:: EXERCISE TASK ::
List each line in which the string "MÜDÜRLÜĞÜ" appears.

:: RAW DATA ::
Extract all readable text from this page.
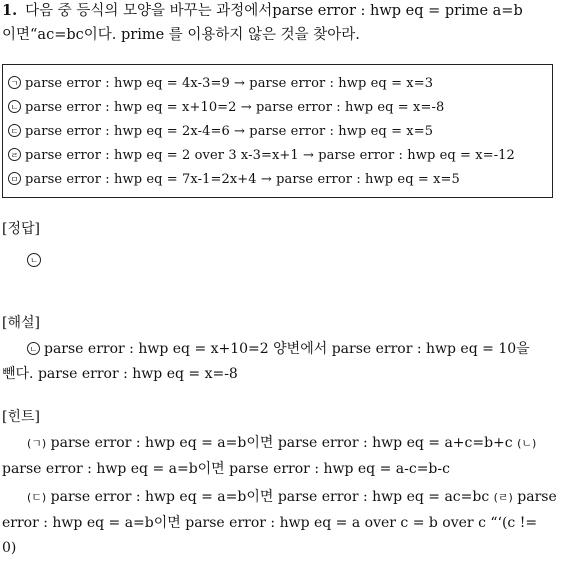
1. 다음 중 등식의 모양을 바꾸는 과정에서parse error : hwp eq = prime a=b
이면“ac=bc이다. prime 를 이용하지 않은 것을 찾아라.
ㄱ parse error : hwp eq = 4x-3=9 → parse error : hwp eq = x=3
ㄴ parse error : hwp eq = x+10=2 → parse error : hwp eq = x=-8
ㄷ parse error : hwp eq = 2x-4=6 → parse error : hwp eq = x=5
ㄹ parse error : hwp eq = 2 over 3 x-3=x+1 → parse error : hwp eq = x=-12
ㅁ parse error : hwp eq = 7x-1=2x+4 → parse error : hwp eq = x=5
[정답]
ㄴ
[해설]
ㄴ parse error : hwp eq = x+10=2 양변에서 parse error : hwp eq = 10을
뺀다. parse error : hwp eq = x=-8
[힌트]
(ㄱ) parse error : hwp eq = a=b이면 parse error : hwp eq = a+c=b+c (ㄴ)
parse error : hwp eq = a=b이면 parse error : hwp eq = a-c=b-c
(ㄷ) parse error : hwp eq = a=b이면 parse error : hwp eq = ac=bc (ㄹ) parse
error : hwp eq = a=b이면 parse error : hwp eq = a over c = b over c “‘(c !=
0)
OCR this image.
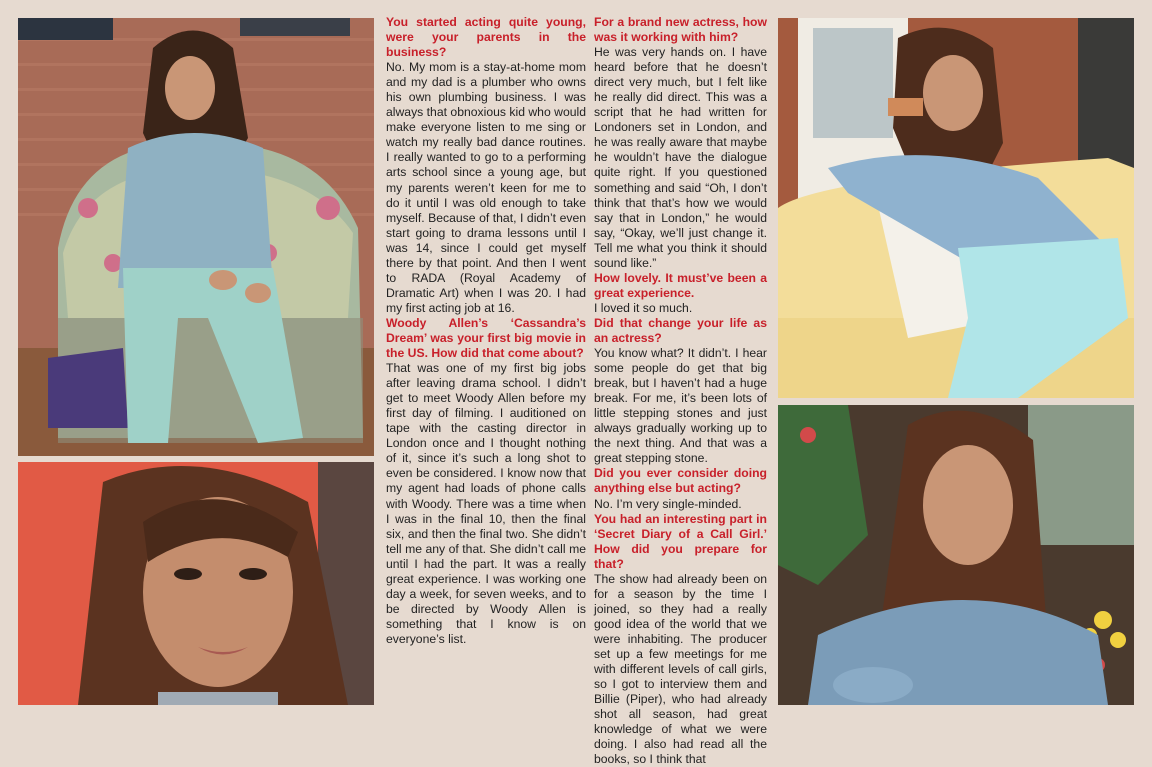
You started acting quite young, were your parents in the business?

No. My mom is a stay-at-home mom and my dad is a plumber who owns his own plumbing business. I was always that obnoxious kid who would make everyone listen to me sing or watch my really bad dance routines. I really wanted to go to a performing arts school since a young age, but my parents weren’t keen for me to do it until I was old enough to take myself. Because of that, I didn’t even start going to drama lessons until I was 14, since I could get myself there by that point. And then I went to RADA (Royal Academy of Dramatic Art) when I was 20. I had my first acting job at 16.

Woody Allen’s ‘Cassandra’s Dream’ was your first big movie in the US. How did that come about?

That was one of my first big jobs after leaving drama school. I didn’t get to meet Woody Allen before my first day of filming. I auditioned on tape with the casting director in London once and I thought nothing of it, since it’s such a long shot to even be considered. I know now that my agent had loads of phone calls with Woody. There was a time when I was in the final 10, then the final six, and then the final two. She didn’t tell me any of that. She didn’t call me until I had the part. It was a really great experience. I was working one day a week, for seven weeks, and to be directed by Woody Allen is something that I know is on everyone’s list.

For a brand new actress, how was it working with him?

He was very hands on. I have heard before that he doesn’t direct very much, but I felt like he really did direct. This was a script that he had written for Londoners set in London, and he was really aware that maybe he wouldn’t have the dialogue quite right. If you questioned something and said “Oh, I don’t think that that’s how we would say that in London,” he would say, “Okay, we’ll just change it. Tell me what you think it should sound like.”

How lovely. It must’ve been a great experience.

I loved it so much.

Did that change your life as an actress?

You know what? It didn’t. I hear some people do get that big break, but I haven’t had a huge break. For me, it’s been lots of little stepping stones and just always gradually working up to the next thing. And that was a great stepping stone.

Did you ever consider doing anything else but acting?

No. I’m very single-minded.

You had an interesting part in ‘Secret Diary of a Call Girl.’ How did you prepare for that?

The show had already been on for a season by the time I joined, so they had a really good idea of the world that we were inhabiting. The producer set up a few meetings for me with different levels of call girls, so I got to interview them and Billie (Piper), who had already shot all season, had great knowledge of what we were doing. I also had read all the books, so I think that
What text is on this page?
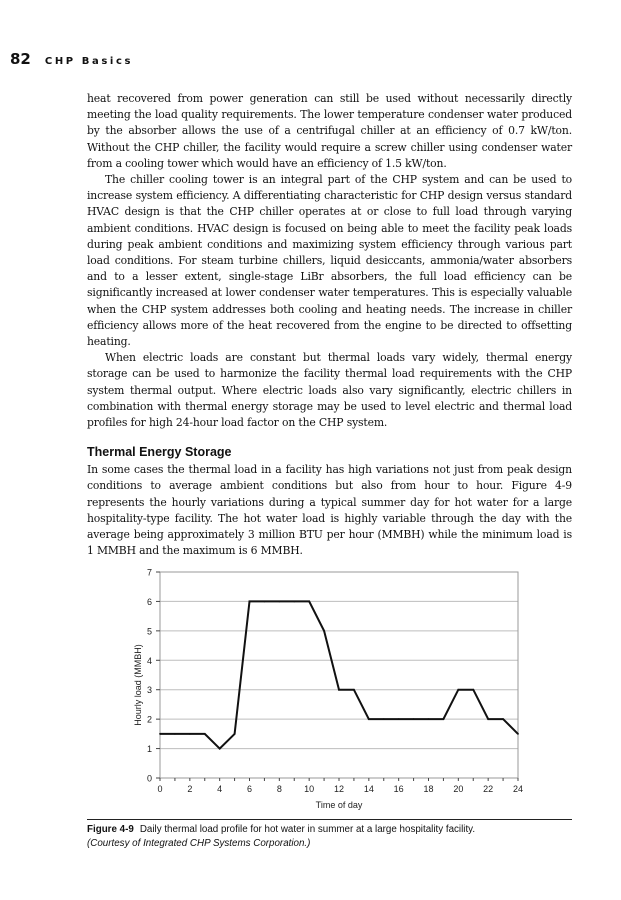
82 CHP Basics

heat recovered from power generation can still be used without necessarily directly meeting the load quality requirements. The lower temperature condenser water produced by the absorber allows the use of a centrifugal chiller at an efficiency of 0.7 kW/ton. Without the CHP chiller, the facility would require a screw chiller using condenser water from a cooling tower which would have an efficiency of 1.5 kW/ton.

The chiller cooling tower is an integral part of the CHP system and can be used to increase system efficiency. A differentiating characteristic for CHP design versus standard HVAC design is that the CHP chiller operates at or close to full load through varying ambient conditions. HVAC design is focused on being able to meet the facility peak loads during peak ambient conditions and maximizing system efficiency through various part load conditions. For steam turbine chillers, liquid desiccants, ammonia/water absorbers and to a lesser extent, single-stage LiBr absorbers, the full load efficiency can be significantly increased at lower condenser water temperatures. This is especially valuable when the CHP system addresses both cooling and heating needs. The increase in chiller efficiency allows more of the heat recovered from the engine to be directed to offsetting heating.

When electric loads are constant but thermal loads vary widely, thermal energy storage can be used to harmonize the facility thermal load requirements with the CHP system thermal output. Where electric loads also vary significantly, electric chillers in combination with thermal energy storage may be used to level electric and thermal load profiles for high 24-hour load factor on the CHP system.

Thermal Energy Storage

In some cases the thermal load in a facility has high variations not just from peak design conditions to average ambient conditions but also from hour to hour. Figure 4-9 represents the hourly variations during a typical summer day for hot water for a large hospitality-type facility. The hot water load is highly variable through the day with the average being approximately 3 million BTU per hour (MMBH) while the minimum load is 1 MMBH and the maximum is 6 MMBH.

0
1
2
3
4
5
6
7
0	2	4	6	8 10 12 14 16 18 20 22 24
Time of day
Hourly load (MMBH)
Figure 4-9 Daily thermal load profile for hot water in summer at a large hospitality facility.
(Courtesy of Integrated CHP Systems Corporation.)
--
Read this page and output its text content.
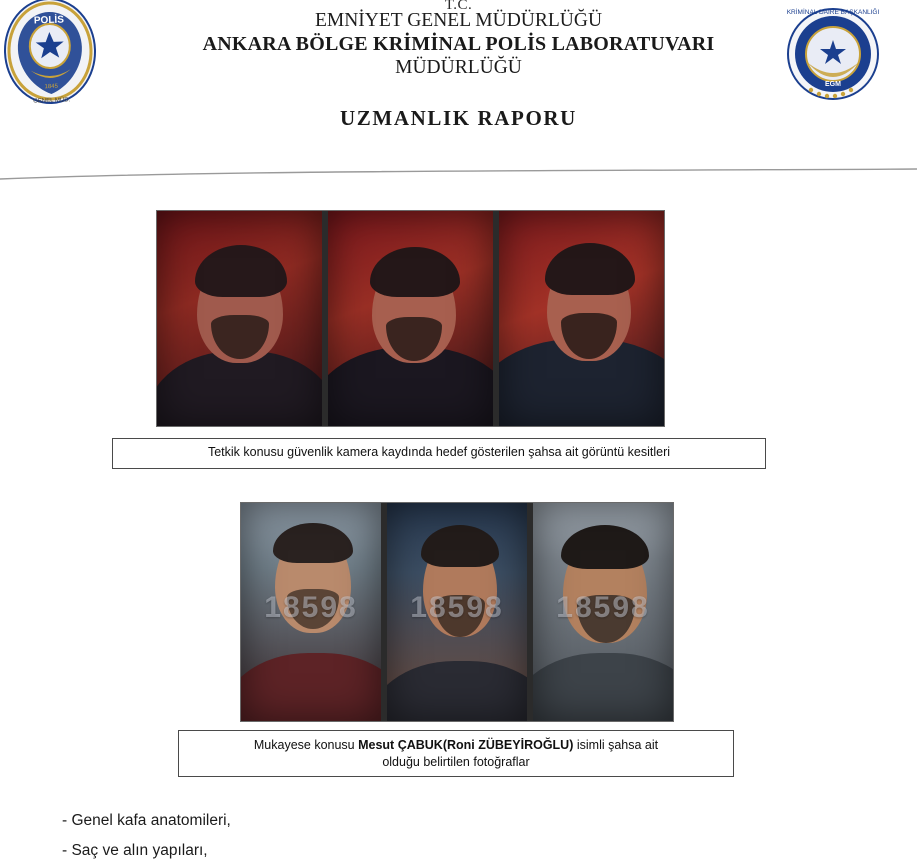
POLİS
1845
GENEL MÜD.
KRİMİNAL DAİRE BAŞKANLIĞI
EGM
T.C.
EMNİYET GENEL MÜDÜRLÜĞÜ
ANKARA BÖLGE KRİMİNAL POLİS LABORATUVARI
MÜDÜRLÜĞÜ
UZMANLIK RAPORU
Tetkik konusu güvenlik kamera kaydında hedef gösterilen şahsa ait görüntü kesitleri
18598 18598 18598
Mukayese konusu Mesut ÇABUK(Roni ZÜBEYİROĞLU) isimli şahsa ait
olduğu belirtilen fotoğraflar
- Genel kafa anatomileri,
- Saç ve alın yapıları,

:: EXERCISE RESULT ::
EMNİYET GENEL MÜDÜRLÜĞÜ
MÜDÜRLÜĞÜ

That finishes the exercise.